* _SHORT PROBLEM_
Report how many lines of the following entries include the string "title"; respond with the number alone.

* _DATA SUPPLIED_
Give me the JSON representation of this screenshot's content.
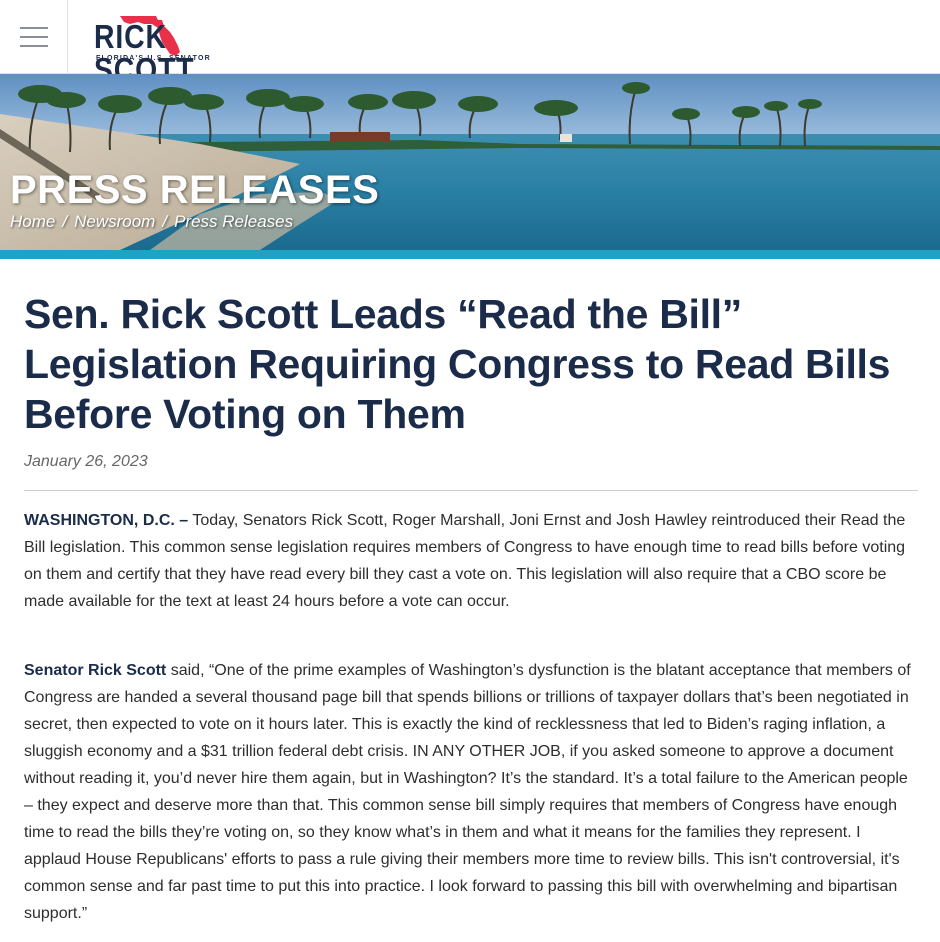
{
  "header": {
    "logo_name_left": "RICK",
    "logo_name_right": "SCOTT",
    "logo_tagline": "FLORIDA'S U.S. SENATOR"
  },
  "hero": {
    "title": "PRESS RELEASES",
    "breadcrumb": [
      "Home",
      "Newsroom",
      "Press Releases"
    ],
    "breadcrumb_separator": "/"
  },
  "article": {
    "title": "Sen. Rick Scott Leads “Read the Bill” Legislation Requiring Congress to Read Bills Before Voting on Them",
    "date": "January 26, 2023",
    "p1_lead": "WASHINGTON, D.C. –",
    "p1_text": " Today, Senators Rick Scott, Roger Marshall, Joni Ernst and Josh Hawley reintroduced their Read the Bill legislation. This common sense legislation requires members of Congress to have enough time to read bills before voting on them and certify that they have read every bill they cast a vote on. This legislation will also require that a CBO score be made available for the text at least 24 hours before a vote can occur.",
    "p2_lead": "Senator Rick Scott",
    "p2_text": " said, “One of the prime examples of Washington’s dysfunction is the blatant acceptance that members of Congress are handed a several thousand page bill that spends billions or trillions of taxpayer dollars that’s been negotiated in secret, then expected to vote on it hours later. This is exactly the kind of recklessness that led to Biden’s raging inflation, a sluggish economy and a $31 trillion federal debt crisis. IN ANY OTHER JOB, if you asked someone to approve a document without reading it, you’d never hire them again, but in Washington? It’s the standard. It’s a total failure to the American people – they expect and deserve more than that. This common sense bill simply requires that members of Congress have enough time to read the bills they’re voting on, so they know what’s in them and what it means for the families they represent. I applaud House Republicans' efforts to pass a rule giving their members more time to review bills. This isn't controversial, it's common sense and far past time to put this into practice. I look forward to passing this bill with overwhelming and bipartisan support.”"
  },
  "colors": {
    "navy": "#1b2c4a",
    "accent": "#1ea3c6",
    "florida_red": "#e8304a"
  },
  "icons": {
    "menu": "hamburger-menu-icon",
    "logo_mark": "florida-map-icon"
  }
}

* _SOLUTION TO THIS EXERCISE_
2